*Document layout analysis data:*
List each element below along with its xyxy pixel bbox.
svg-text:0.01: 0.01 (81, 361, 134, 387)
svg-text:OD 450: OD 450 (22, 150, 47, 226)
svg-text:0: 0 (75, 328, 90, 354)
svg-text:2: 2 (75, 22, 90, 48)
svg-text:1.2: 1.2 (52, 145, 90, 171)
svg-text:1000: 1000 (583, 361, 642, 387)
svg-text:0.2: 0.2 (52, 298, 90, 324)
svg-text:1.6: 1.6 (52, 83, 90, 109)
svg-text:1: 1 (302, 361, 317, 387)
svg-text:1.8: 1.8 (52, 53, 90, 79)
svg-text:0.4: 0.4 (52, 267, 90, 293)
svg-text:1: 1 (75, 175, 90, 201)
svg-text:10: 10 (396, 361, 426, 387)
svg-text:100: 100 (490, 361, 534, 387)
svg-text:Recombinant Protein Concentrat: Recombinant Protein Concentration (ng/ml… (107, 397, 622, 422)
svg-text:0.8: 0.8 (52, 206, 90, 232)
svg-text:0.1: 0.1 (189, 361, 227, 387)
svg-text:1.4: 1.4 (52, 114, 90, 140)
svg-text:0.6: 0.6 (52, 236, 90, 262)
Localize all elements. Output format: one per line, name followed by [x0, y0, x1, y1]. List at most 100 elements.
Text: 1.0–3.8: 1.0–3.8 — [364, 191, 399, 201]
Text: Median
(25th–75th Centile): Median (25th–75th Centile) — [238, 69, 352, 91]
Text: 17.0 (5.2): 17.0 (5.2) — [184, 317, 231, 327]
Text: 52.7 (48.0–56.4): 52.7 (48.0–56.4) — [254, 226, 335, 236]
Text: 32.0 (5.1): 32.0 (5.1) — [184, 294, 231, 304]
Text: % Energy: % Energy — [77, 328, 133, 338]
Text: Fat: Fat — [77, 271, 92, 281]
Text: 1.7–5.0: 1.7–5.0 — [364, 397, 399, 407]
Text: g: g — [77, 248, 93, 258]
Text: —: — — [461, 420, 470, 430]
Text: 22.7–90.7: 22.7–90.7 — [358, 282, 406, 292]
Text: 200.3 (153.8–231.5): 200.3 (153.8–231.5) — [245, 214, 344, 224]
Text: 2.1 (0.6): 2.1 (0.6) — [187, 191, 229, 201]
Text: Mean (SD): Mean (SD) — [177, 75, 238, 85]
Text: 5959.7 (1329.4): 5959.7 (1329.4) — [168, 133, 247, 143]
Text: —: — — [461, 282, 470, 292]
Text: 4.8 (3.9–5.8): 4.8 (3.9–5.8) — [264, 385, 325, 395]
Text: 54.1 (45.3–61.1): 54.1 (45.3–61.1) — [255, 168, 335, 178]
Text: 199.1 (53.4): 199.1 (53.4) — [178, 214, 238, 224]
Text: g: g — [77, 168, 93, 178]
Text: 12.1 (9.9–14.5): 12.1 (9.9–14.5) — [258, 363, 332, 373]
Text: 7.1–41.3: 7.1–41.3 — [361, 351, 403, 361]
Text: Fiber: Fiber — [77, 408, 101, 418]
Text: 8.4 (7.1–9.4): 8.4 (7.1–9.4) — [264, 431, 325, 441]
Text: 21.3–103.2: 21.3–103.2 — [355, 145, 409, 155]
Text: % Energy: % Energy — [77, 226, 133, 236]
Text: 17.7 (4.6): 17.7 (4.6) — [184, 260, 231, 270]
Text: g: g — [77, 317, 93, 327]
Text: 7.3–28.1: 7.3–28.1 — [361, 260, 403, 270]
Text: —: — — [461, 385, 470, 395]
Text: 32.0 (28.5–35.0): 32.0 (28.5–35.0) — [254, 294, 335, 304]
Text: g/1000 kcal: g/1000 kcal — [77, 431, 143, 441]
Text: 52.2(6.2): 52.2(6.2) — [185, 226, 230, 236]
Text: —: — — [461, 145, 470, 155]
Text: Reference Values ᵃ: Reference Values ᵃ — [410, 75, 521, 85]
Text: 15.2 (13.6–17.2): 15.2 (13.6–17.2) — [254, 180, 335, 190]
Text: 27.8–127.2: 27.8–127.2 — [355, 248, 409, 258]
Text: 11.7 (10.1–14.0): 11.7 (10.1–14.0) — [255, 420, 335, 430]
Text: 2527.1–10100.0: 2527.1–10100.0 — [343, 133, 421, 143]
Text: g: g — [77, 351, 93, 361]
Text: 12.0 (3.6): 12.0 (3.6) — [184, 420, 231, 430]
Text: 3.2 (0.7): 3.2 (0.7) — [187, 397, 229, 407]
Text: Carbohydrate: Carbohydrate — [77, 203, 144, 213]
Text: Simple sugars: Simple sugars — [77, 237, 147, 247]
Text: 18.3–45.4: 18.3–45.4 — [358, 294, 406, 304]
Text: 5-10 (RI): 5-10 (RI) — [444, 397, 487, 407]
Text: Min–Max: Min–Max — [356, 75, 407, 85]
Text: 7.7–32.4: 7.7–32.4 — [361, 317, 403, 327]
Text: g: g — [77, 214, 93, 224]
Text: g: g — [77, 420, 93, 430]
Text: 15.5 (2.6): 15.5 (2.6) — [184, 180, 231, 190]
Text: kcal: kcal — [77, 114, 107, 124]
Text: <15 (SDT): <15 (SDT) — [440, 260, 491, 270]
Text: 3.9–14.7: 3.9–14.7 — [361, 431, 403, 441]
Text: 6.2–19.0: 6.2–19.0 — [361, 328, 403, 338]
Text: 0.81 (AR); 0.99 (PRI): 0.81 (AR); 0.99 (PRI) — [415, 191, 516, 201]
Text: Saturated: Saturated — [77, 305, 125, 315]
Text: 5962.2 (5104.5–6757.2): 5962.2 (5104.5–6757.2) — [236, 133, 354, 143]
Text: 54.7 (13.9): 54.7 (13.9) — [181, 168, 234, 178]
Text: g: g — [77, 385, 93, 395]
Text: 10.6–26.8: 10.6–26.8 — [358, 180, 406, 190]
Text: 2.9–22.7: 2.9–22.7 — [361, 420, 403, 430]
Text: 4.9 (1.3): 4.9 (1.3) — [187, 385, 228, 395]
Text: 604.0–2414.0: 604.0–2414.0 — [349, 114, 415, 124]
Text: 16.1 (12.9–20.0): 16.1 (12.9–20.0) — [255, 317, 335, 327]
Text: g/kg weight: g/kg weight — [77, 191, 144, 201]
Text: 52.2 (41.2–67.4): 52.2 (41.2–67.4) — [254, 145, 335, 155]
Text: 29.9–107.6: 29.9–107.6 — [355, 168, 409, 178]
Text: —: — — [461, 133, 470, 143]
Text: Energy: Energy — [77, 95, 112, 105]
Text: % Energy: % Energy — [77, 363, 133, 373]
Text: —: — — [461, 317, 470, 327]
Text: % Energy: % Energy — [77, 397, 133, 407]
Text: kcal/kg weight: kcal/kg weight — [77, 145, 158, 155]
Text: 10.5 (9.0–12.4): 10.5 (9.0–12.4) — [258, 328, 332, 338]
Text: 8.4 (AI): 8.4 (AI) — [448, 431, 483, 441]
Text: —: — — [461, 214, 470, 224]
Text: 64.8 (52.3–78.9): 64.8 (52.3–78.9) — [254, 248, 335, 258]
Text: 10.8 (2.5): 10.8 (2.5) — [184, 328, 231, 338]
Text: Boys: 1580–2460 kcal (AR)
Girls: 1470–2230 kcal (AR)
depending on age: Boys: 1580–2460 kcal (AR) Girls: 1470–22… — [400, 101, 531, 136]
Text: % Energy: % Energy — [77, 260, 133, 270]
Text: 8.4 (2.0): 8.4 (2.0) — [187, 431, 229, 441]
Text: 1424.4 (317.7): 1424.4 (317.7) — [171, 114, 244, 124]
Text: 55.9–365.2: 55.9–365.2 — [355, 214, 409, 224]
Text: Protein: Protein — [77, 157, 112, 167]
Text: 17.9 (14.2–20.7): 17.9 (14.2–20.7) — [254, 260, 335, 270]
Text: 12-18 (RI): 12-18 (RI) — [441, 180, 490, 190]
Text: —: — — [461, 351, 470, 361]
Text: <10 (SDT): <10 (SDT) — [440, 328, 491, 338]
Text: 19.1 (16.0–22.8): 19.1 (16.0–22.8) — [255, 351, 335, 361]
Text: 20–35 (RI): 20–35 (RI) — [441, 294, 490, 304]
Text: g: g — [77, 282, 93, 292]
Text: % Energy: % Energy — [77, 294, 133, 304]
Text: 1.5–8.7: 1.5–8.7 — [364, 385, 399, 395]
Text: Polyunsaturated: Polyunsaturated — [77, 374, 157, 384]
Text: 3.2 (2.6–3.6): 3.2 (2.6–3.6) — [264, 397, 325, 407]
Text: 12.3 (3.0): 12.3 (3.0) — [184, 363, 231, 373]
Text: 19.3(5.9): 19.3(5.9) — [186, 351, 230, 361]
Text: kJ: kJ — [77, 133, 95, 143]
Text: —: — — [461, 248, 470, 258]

*Work instructions:* Among the lines above, which hold the word "weight"? Report each one.

*Final answer:*
Text: g/kg weight: g/kg weight — [77, 191, 144, 201]
Text: kcal/kg weight: kcal/kg weight — [77, 145, 158, 155]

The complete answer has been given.